| WORK TO COMPLETE |
Copy every line from the records below that holds the word "xlabel".

[Items from a figure collection]
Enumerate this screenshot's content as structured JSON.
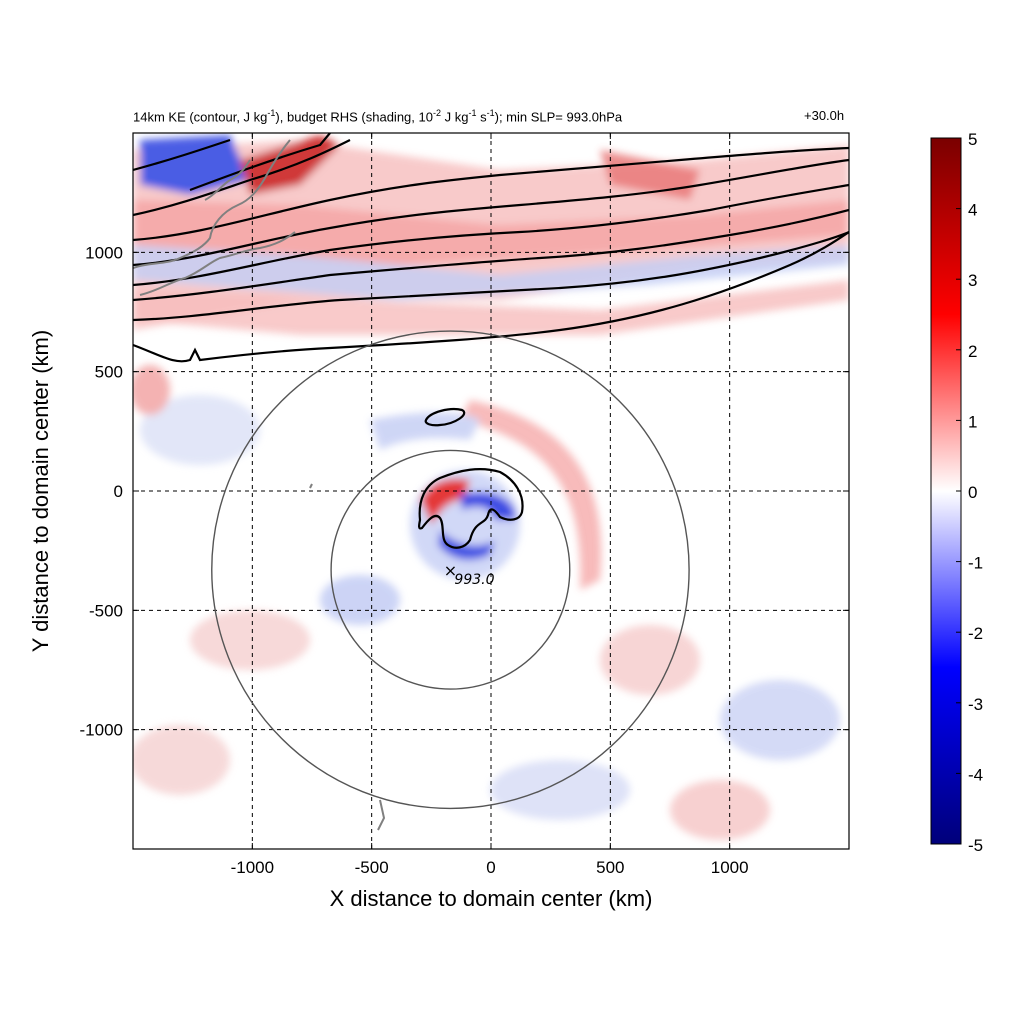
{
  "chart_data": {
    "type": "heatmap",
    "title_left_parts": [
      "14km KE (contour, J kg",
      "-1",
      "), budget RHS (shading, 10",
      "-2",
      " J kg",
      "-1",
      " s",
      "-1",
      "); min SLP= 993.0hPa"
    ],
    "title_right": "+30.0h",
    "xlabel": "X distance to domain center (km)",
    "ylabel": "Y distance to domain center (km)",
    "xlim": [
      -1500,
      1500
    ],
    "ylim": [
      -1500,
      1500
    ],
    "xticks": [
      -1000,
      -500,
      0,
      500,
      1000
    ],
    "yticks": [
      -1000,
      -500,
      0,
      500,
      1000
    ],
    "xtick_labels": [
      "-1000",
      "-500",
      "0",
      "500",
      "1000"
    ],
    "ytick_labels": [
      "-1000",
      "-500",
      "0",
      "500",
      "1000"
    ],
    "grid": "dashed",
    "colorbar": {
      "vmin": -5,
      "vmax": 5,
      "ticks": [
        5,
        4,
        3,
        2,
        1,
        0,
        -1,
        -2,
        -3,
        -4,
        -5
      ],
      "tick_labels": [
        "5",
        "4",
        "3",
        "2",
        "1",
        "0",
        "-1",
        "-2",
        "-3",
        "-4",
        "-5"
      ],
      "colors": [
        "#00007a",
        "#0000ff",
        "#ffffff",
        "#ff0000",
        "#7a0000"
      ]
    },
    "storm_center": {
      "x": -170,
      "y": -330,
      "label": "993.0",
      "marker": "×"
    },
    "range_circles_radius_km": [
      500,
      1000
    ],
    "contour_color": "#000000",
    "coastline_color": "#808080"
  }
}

==

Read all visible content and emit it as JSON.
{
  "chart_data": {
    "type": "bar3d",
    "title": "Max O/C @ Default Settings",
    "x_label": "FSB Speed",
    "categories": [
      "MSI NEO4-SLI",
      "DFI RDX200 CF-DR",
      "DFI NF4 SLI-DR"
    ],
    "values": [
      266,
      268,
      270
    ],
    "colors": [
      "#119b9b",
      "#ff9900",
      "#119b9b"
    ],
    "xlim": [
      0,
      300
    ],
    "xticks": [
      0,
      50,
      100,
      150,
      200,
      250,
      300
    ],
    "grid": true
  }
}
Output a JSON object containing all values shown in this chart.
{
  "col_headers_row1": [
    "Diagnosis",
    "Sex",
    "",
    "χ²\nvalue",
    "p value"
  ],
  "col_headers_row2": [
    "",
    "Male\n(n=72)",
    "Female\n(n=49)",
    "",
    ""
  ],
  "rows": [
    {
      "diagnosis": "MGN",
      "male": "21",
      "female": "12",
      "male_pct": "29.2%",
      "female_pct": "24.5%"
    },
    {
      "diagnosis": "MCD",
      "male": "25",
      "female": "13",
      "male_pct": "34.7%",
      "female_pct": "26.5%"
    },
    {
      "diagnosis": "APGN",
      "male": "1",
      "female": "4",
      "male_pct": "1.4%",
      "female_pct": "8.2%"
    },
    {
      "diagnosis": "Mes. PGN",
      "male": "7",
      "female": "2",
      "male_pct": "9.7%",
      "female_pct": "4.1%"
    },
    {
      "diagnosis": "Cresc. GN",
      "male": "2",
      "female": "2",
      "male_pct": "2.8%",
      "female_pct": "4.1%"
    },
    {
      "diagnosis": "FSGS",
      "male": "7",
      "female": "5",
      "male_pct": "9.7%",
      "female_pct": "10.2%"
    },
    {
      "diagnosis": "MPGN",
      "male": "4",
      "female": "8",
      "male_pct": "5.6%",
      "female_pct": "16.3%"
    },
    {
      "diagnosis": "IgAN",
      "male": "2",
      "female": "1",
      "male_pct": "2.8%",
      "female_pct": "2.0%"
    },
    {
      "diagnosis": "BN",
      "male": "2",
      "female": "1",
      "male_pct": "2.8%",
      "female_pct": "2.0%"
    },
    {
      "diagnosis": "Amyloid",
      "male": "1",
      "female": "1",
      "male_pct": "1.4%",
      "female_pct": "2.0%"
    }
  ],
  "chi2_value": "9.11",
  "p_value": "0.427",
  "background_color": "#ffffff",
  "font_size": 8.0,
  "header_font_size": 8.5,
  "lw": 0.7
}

==

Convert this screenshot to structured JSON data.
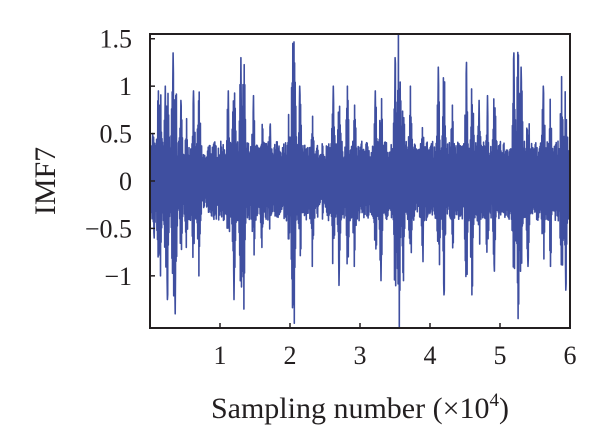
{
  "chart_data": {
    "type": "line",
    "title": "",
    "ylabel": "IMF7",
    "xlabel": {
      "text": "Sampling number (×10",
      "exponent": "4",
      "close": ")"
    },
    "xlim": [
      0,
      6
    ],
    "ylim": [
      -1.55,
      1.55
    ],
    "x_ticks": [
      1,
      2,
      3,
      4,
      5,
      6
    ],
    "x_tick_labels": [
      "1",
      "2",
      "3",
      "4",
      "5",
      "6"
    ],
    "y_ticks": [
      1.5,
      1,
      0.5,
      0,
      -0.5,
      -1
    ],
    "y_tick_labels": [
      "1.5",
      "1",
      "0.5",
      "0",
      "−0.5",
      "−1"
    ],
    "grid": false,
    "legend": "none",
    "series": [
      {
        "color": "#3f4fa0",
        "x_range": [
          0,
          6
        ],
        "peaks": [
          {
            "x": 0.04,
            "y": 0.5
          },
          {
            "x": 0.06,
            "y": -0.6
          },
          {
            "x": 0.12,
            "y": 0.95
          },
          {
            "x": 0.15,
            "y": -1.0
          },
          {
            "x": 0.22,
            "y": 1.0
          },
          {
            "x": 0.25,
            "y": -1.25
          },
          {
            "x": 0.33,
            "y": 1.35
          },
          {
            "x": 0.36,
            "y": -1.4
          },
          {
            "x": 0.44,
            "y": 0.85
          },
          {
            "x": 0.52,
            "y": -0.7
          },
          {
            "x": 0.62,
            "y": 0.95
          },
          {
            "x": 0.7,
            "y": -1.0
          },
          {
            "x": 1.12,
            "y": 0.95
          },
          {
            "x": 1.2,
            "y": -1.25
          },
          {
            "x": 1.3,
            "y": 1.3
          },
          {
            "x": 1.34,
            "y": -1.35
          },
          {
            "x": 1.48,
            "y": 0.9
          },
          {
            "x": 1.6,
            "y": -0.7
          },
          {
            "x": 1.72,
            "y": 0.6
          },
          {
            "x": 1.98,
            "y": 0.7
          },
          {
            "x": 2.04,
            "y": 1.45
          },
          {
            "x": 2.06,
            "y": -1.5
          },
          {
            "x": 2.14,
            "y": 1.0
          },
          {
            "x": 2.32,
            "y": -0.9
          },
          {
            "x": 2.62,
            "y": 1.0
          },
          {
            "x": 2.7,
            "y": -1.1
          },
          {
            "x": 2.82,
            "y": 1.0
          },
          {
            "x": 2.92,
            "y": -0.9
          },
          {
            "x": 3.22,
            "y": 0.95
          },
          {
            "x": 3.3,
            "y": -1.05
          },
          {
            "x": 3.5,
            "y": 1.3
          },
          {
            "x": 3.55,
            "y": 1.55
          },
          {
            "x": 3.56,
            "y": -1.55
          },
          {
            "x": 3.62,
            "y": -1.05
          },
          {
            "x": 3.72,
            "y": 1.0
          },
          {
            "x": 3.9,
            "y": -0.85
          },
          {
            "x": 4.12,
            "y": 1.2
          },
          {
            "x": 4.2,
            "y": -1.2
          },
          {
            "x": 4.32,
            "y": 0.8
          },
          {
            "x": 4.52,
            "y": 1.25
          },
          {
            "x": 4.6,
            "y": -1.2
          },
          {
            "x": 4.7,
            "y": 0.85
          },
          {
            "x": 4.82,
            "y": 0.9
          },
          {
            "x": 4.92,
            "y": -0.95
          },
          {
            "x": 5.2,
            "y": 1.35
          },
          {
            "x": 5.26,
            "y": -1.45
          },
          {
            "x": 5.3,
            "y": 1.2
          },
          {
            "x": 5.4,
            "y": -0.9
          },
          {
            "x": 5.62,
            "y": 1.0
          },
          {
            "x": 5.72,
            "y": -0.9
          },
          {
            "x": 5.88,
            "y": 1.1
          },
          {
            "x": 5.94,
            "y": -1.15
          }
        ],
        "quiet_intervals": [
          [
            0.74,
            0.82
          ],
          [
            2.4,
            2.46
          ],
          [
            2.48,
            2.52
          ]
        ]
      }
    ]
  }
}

| SOLVED EXERCISE |
    "xlabel": "X distance to domain center (km)",
    "xlabel": {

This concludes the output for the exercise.